Exercise —
Search the material for the word "Conditions" and copy each line that holds it.

**** Data section

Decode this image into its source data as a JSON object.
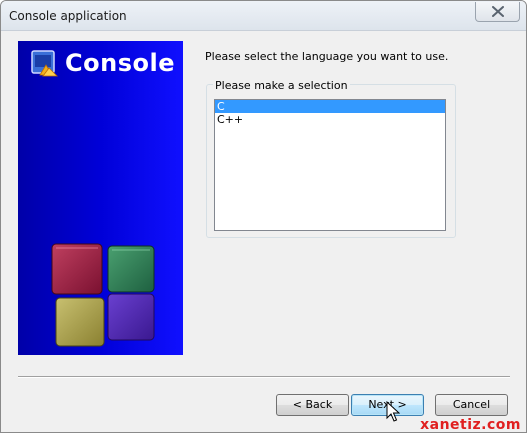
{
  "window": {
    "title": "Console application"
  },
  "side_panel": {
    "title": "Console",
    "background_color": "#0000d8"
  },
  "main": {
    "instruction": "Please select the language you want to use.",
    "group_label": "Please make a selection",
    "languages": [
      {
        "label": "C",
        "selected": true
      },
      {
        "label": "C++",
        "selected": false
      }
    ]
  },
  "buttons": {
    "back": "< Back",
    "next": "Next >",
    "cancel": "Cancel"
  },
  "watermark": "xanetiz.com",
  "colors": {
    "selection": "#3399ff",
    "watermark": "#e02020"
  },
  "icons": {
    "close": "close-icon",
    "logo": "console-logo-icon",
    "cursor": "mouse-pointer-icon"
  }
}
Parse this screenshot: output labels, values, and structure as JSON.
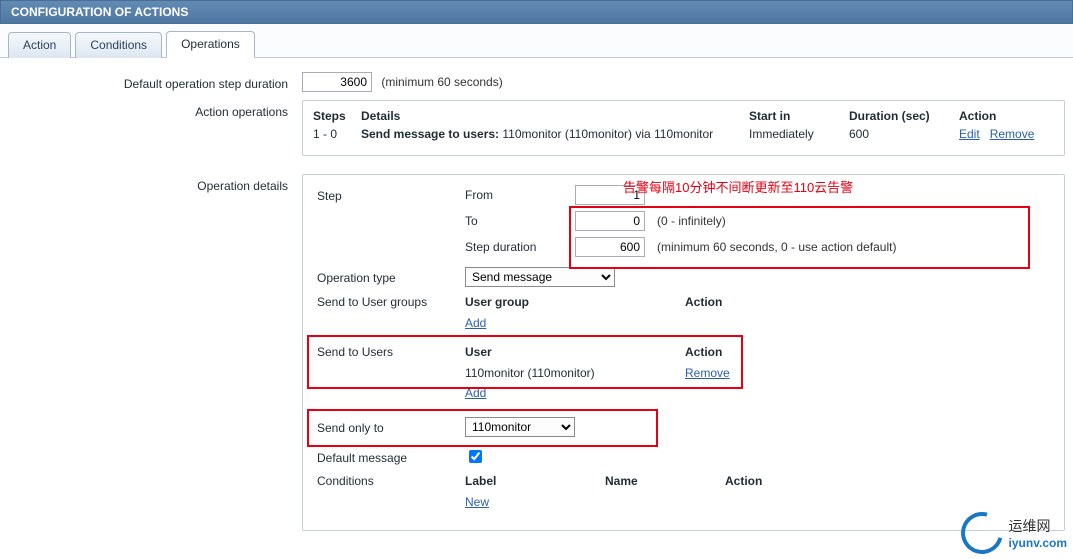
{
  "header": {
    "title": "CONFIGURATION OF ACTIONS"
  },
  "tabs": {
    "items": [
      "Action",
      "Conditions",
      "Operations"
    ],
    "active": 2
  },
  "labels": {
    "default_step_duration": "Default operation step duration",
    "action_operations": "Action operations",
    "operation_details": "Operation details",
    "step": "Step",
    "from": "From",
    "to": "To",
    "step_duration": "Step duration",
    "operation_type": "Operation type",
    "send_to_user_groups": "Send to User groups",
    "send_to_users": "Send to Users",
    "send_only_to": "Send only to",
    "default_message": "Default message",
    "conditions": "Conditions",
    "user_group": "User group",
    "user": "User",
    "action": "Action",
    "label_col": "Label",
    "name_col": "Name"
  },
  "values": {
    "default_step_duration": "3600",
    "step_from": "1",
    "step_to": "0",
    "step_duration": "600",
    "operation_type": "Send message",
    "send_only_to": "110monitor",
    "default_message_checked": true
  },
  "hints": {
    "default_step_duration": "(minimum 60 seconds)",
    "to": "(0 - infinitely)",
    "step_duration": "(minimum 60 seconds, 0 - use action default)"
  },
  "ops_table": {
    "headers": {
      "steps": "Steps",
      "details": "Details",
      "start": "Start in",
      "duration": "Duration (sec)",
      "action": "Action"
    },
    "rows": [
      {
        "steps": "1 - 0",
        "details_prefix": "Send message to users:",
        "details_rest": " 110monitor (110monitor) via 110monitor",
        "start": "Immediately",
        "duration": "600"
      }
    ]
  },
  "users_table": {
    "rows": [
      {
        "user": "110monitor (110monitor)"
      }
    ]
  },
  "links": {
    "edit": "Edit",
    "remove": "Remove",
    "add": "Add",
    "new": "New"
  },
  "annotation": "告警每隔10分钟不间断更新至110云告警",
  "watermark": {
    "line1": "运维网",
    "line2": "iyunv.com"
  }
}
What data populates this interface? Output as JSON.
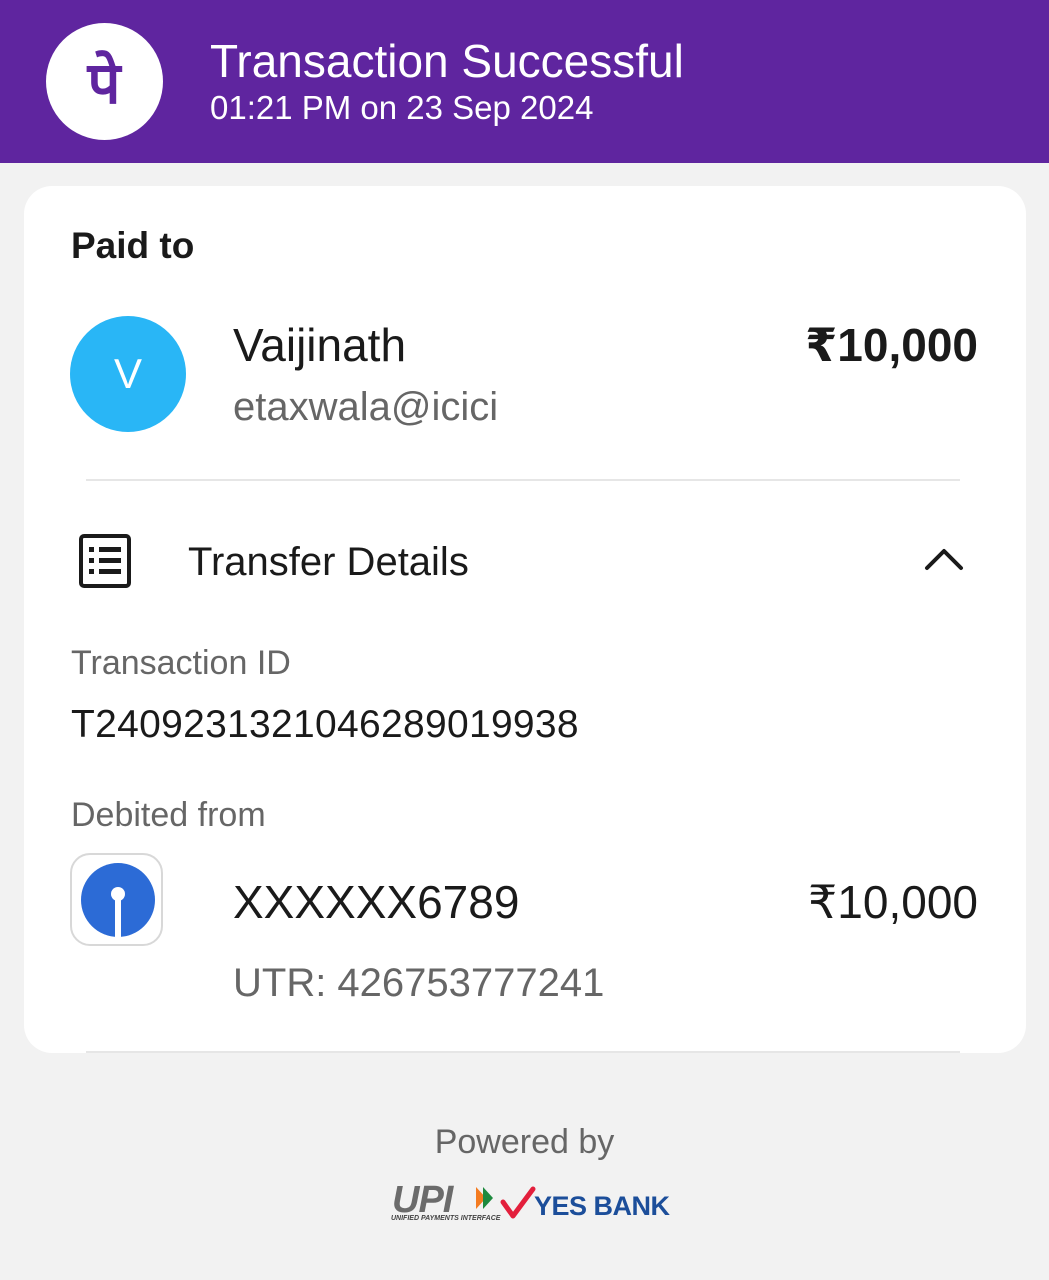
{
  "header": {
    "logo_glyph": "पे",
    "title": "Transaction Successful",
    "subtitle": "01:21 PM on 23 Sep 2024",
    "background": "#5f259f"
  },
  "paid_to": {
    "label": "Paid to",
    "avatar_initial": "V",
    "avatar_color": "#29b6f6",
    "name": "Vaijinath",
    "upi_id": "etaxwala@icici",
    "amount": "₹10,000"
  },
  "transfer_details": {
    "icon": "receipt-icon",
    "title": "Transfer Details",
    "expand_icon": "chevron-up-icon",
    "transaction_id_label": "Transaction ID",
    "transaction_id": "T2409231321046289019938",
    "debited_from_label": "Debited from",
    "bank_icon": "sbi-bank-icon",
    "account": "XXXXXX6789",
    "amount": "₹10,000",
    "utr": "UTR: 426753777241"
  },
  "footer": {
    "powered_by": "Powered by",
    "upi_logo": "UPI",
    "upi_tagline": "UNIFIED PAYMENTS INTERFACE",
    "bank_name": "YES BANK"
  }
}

********
**** Data section

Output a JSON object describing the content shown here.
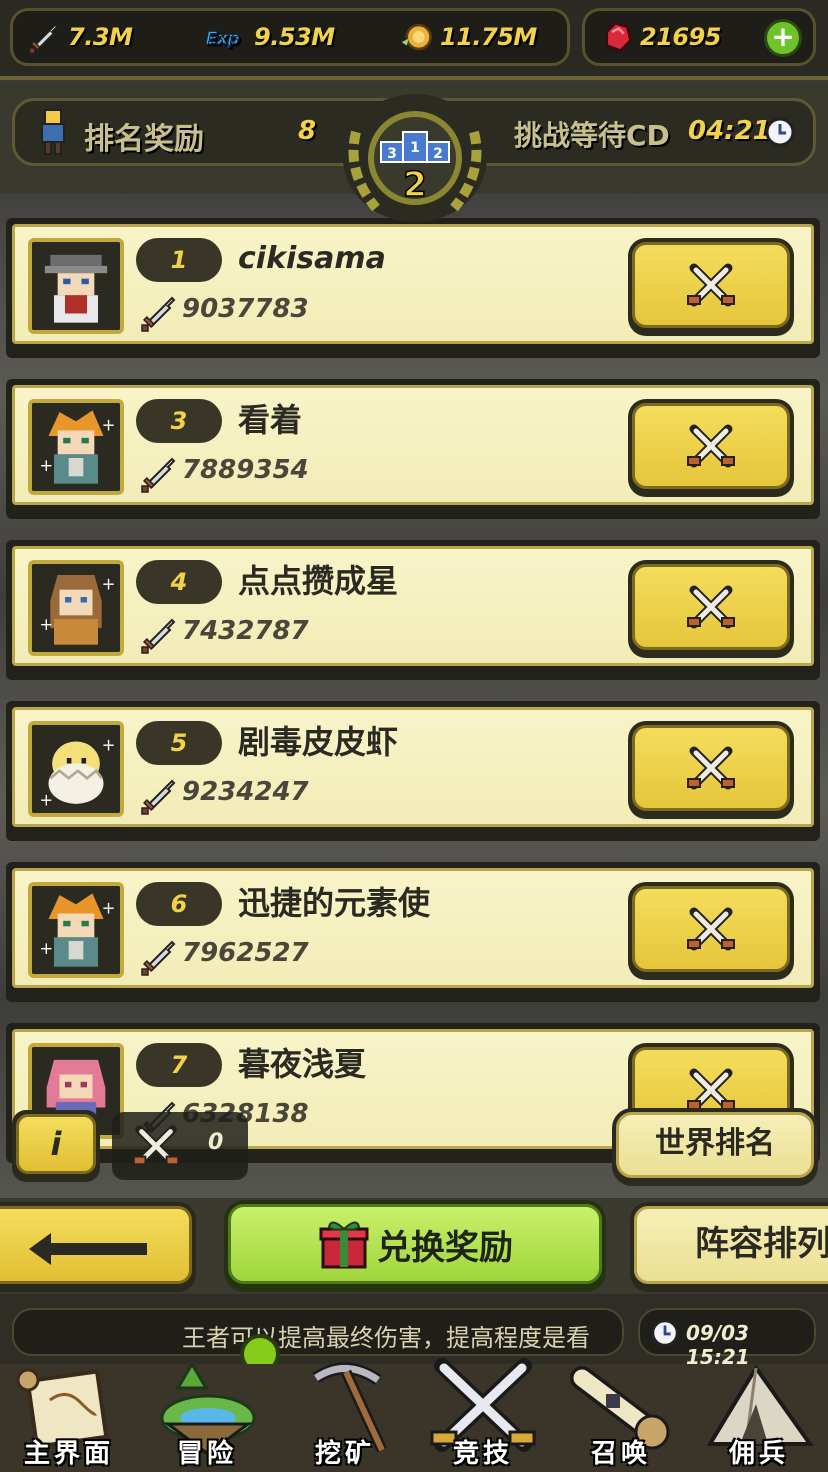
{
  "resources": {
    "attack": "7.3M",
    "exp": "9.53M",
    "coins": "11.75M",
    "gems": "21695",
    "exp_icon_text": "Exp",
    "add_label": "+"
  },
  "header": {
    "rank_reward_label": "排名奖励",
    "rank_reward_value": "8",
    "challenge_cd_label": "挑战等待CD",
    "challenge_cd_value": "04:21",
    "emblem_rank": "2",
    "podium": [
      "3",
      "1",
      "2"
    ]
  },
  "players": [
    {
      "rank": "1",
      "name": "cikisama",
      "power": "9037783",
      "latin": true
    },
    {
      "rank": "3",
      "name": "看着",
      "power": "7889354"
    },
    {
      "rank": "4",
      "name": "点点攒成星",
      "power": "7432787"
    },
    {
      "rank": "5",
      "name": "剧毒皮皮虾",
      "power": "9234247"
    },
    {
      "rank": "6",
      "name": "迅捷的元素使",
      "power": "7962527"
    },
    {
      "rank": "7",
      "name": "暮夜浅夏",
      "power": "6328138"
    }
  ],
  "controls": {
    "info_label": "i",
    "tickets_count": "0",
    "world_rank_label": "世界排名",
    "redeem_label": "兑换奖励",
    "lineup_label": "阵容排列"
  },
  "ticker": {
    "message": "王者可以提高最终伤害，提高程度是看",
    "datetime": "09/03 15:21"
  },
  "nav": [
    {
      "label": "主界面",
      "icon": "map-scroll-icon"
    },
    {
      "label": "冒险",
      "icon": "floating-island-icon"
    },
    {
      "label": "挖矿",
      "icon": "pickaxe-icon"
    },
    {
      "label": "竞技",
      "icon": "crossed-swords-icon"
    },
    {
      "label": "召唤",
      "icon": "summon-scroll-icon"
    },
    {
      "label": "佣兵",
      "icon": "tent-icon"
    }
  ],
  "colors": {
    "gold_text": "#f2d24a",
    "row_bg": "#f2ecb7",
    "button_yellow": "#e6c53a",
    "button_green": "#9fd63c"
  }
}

********

Solution to this task —
      "Conditions",
    "conditions": "Conditions",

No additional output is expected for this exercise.